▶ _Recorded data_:
<<<<
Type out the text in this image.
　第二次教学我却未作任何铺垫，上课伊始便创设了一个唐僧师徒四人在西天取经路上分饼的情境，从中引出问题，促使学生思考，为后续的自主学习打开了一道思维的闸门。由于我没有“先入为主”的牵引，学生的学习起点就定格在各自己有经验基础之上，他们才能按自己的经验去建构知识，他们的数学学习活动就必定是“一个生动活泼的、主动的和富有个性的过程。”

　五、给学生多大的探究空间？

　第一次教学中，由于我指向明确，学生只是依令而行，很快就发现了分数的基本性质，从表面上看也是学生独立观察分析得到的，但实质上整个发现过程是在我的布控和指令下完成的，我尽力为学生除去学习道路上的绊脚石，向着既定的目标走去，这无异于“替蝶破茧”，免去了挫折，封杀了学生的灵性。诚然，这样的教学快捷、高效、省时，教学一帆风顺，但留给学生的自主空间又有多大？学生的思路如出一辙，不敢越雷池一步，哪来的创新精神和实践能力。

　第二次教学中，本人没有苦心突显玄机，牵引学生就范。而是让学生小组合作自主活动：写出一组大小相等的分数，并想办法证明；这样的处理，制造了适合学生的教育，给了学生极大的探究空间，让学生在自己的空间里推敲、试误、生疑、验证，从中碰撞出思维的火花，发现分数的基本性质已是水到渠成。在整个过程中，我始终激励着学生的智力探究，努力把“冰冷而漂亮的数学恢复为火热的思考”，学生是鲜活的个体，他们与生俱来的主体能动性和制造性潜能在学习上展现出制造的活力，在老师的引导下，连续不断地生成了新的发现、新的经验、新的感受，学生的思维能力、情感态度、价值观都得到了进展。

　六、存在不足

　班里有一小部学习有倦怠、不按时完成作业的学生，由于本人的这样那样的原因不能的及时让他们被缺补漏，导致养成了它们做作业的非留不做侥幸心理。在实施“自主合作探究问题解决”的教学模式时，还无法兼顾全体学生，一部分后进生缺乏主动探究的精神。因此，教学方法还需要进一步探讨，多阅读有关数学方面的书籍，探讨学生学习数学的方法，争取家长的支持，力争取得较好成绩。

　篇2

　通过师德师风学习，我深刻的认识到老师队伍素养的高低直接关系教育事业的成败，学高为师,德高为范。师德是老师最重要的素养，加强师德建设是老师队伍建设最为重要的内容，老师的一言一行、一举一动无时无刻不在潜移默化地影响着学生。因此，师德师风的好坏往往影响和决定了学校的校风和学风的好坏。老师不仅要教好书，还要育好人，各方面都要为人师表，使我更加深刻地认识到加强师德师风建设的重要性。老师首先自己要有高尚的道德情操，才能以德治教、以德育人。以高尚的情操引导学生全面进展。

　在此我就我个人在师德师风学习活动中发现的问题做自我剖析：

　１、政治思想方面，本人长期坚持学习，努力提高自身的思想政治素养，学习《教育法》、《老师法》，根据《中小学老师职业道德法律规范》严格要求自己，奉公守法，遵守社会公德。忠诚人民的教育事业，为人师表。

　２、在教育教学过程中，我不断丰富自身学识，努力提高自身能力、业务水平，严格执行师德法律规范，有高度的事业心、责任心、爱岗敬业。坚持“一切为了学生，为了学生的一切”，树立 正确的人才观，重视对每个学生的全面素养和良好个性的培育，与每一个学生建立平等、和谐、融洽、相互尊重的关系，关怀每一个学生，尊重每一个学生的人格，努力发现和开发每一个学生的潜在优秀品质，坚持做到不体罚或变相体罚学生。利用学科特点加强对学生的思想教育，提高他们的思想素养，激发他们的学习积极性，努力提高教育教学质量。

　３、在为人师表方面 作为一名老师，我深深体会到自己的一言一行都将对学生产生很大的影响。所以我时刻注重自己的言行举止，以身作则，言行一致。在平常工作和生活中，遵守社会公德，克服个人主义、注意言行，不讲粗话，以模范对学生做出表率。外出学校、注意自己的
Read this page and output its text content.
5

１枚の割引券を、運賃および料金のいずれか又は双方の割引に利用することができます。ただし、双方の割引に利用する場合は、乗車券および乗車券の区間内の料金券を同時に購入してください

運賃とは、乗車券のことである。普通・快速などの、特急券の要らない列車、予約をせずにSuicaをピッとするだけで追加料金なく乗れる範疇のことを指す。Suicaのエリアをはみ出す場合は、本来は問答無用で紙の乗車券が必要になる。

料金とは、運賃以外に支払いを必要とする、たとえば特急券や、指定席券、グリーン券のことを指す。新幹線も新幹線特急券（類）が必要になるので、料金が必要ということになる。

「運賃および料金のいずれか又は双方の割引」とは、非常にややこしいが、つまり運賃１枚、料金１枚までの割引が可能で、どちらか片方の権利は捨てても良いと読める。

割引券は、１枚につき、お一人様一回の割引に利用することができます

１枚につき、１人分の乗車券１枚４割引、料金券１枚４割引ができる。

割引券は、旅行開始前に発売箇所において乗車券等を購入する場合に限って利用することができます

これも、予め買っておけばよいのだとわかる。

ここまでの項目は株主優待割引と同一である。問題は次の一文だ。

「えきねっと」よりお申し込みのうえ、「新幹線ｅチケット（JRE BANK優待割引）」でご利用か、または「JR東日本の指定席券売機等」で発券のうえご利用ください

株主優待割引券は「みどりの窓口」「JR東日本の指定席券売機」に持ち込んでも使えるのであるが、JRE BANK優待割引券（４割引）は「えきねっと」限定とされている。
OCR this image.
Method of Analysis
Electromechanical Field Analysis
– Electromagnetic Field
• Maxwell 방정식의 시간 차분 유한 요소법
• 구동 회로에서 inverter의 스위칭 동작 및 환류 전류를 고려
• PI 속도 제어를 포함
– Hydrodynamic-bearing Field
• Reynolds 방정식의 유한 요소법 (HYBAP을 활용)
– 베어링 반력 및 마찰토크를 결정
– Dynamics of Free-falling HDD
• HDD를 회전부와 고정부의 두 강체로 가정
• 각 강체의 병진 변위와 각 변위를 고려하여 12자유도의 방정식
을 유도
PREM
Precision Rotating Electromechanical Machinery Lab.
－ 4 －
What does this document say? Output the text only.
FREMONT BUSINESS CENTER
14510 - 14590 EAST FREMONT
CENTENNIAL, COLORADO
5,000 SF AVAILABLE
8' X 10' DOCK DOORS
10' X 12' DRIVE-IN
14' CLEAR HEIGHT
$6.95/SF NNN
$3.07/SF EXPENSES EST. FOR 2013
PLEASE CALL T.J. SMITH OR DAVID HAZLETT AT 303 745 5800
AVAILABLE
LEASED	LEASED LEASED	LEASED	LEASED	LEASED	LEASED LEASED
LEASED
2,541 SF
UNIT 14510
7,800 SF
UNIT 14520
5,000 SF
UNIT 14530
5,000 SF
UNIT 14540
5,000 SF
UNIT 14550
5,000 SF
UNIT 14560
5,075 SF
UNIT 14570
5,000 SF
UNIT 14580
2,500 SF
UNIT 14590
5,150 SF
>>>>
▶ _TASK TO COMPLETE_: Print all of the entries exactly as they appear.

▶ _EXERCISE RESULT_:
Type out the text in this image.
　第二次教学我却未作任何铺垫，上课伊始便创设了一个唐僧师徒四人在西天取经路上分饼的情境，从中引出问题，促使学生思考，为后续的自主学习打开了一道思维的闸门。由于我没有“先入为主”的牵引，学生的学习起点就定格在各自己有经验基础之上，他们才能按自己的经验去建构知识，他们的数学学习活动就必定是“一个生动活泼的、主动的和富有个性的过程。”

　五、给学生多大的探究空间？

　第一次教学中，由于我指向明确，学生只是依令而行，很快就发现了分数的基本性质，从表面上看也是学生独立观察分析得到的，但实质上整个发现过程是在我的布控和指令下完成的，我尽力为学生除去学习道路上的绊脚石，向着既定的目标走去，这无异于“替蝶破茧”，免去了挫折，封杀了学生的灵性。诚然，这样的教学快捷、高效、省时，教学一帆风顺，但留给学生的自主空间又有多大？学生的思路如出一辙，不敢越雷池一步，哪来的创新精神和实践能力。

　第二次教学中，本人没有苦心突显玄机，牵引学生就范。而是让学生小组合作自主活动：写出一组大小相等的分数，并想办法证明；这样的处理，制造了适合学生的教育，给了学生极大的探究空间，让学生在自己的空间里推敲、试误、生疑、验证，从中碰撞出思维的火花，发现分数的基本性质已是水到渠成。在整个过程中，我始终激励着学生的智力探究，努力把“冰冷而漂亮的数学恢复为火热的思考”，学生是鲜活的个体，他们与生俱来的主体能动性和制造性潜能在学习上展现出制造的活力，在老师的引导下，连续不断地生成了新的发现、新的经验、新的感受，学生的思维能力、情感态度、价值观都得到了进展。

　六、存在不足

　班里有一小部学习有倦怠、不按时完成作业的学生，由于本人的这样那样的原因不能的及时让他们被缺补漏，导致养成了它们做作业的非留不做侥幸心理。在实施“自主合作探究问题解决”的教学模式时，还无法兼顾全体学生，一部分后进生缺乏主动探究的精神。因此，教学方法还需要进一步探讨，多阅读有关数学方面的书籍，探讨学生学习数学的方法，争取家长的支持，力争取得较好成绩。

　篇2

　通过师德师风学习，我深刻的认识到老师队伍素养的高低直接关系教育事业的成败，学高为师,德高为范。师德是老师最重要的素养，加强师德建设是老师队伍建设最为重要的内容，老师的一言一行、一举一动无时无刻不在潜移默化地影响着学生。因此，师德师风的好坏往往影响和决定了学校的校风和学风的好坏。老师不仅要教好书，还要育好人，各方面都要为人师表，使我更加深刻地认识到加强师德师风建设的重要性。老师首先自己要有高尚的道德情操，才能以德治教、以德育人。以高尚的情操引导学生全面进展。

　在此我就我个人在师德师风学习活动中发现的问题做自我剖析：

　１、政治思想方面，本人长期坚持学习，努力提高自身的思想政治素养，学习《教育法》、《老师法》，根据《中小学老师职业道德法律规范》严格要求自己，奉公守法，遵守社会公德。忠诚人民的教育事业，为人师表。

　２、在教育教学过程中，我不断丰富自身学识，努力提高自身能力、业务水平，严格执行师德法律规范，有高度的事业心、责任心、爱岗敬业。坚持“一切为了学生，为了学生的一切”，树立 正确的人才观，重视对每个学生的全面素养和良好个性的培育，与每一个学生建立平等、和谐、融洽、相互尊重的关系，关怀每一个学生，尊重每一个学生的人格，努力发现和开发每一个学生的潜在优秀品质，坚持做到不体罚或变相体罚学生。利用学科特点加强对学生的思想教育，提高他们的思想素养，激发他们的学习积极性，努力提高教育教学质量。

　３、在为人师表方面 作为一名老师，我深深体会到自己的一言一行都将对学生产生很大的影响。所以我时刻注重自己的言行举止，以身作则，言行一致。在平常工作和生活中，遵守社会公德，克服个人主义、注意言行，不讲粗话，以模范对学生做出表率。外出学校、注意自己的
Read this page and output its text content.
5

１枚の割引券を、運賃および料金のいずれか又は双方の割引に利用することができます。ただし、双方の割引に利用する場合は、乗車券および乗車券の区間内の料金券を同時に購入してください

運賃とは、乗車券のことである。普通・快速などの、特急券の要らない列車、予約をせずにSuicaをピッとするだけで追加料金なく乗れる範疇のことを指す。Suicaのエリアをはみ出す場合は、本来は問答無用で紙の乗車券が必要になる。

料金とは、運賃以外に支払いを必要とする、たとえば特急券や、指定席券、グリーン券のことを指す。新幹線も新幹線特急券（類）が必要になるので、料金が必要ということになる。

「運賃および料金のいずれか又は双方の割引」とは、非常にややこしいが、つまり運賃１枚、料金１枚までの割引が可能で、どちらか片方の権利は捨てても良いと読める。

割引券は、１枚につき、お一人様一回の割引に利用することができます

１枚につき、１人分の乗車券１枚４割引、料金券１枚４割引ができる。

割引券は、旅行開始前に発売箇所において乗車券等を購入する場合に限って利用することができます

これも、予め買っておけばよいのだとわかる。

ここまでの項目は株主優待割引と同一である。問題は次の一文だ。

「えきねっと」よりお申し込みのうえ、「新幹線ｅチケット（JRE BANK優待割引）」でご利用か、または「JR東日本の指定席券売機等」で発券のうえご利用ください

株主優待割引券は「みどりの窓口」「JR東日本の指定席券売機」に持ち込んでも使えるのであるが、JRE BANK優待割引券（４割引）は「えきねっと」限定とされている。
OCR this image.
Method of Analysis
Electromechanical Field Analysis
– Electromagnetic Field
• Maxwell 방정식의 시간 차분 유한 요소법
• 구동 회로에서 inverter의 스위칭 동작 및 환류 전류를 고려
• PI 속도 제어를 포함
– Hydrodynamic-bearing Field
• Reynolds 방정식의 유한 요소법 (HYBAP을 활용)
– 베어링 반력 및 마찰토크를 결정
– Dynamics of Free-falling HDD
• HDD를 회전부와 고정부의 두 강체로 가정
• 각 강체의 병진 변위와 각 변위를 고려하여 12자유도의 방정식
을 유도
PREM
Precision Rotating Electromechanical Machinery Lab.
－ 4 －
What does this document say? Output the text only.
FREMONT BUSINESS CENTER
14510 - 14590 EAST FREMONT
CENTENNIAL, COLORADO
5,000 SF AVAILABLE
8' X 10' DOCK DOORS
10' X 12' DRIVE-IN
14' CLEAR HEIGHT
$6.95/SF NNN
$3.07/SF EXPENSES EST. FOR 2013
PLEASE CALL T.J. SMITH OR DAVID HAZLETT AT 303 745 5800
AVAILABLE
LEASED	LEASED LEASED	LEASED	LEASED	LEASED	LEASED LEASED
LEASED
2,541 SF
UNIT 14510
7,800 SF
UNIT 14520
5,000 SF
UNIT 14530
5,000 SF
UNIT 14540
5,000 SF
UNIT 14550
5,000 SF
UNIT 14560
5,075 SF
UNIT 14570
5,000 SF
UNIT 14580
2,500 SF
UNIT 14590
5,150 SF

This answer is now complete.